Copy each line that contains the string "mcwalls".

----

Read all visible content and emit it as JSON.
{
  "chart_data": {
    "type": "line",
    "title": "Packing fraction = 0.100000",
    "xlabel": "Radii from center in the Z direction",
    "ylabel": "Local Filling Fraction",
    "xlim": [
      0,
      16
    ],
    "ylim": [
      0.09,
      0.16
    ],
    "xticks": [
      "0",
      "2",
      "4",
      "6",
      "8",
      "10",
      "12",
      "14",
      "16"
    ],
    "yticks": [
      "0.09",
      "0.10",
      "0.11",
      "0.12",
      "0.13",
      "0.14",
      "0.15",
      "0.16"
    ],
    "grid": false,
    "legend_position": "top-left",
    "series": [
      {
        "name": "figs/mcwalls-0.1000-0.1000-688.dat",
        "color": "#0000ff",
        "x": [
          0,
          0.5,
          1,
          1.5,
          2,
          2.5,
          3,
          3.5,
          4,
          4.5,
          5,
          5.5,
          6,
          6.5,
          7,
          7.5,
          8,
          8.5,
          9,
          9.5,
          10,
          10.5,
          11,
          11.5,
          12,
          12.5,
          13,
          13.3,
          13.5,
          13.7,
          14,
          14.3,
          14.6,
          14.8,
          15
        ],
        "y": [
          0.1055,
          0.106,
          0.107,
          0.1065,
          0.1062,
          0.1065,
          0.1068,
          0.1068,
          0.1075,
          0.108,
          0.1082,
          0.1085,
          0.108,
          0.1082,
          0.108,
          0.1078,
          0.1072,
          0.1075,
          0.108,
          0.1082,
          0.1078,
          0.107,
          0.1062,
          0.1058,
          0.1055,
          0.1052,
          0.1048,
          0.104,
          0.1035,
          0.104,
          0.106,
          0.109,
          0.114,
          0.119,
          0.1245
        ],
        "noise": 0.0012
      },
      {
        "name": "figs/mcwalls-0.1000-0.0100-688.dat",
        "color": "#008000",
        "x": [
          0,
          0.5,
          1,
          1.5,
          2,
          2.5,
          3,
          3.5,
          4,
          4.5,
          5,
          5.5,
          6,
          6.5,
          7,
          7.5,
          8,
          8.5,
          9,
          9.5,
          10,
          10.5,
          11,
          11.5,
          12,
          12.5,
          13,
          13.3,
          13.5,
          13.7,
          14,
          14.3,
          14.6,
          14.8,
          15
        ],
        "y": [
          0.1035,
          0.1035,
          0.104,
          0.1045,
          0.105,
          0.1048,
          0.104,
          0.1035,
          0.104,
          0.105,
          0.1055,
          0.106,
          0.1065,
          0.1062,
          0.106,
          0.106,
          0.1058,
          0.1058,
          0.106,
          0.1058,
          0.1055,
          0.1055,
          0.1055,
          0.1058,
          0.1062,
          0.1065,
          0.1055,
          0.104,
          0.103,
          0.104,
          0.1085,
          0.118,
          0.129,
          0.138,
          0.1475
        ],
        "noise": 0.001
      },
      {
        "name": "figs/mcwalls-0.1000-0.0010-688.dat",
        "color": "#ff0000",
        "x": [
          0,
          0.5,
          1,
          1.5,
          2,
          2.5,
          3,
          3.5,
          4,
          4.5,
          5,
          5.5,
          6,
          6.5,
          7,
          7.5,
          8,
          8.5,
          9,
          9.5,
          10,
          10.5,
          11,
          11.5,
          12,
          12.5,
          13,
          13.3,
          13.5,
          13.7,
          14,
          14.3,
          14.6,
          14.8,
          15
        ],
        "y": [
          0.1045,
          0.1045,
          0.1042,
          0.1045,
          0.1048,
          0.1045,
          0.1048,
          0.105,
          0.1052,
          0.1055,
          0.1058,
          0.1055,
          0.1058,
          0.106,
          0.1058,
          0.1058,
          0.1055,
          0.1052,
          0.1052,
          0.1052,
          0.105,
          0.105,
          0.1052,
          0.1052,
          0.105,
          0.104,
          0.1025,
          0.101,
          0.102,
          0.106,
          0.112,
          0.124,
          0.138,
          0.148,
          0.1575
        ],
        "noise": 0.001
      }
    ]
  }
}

----

▶ CORRECT OUTPUT:
        "name": "figs/mcwalls-0.1000-0.1000-688.dat",
        "name": "figs/mcwalls-0.1000-0.0100-688.dat",
        "name": "figs/mcwalls-0.1000-0.0010-688.dat",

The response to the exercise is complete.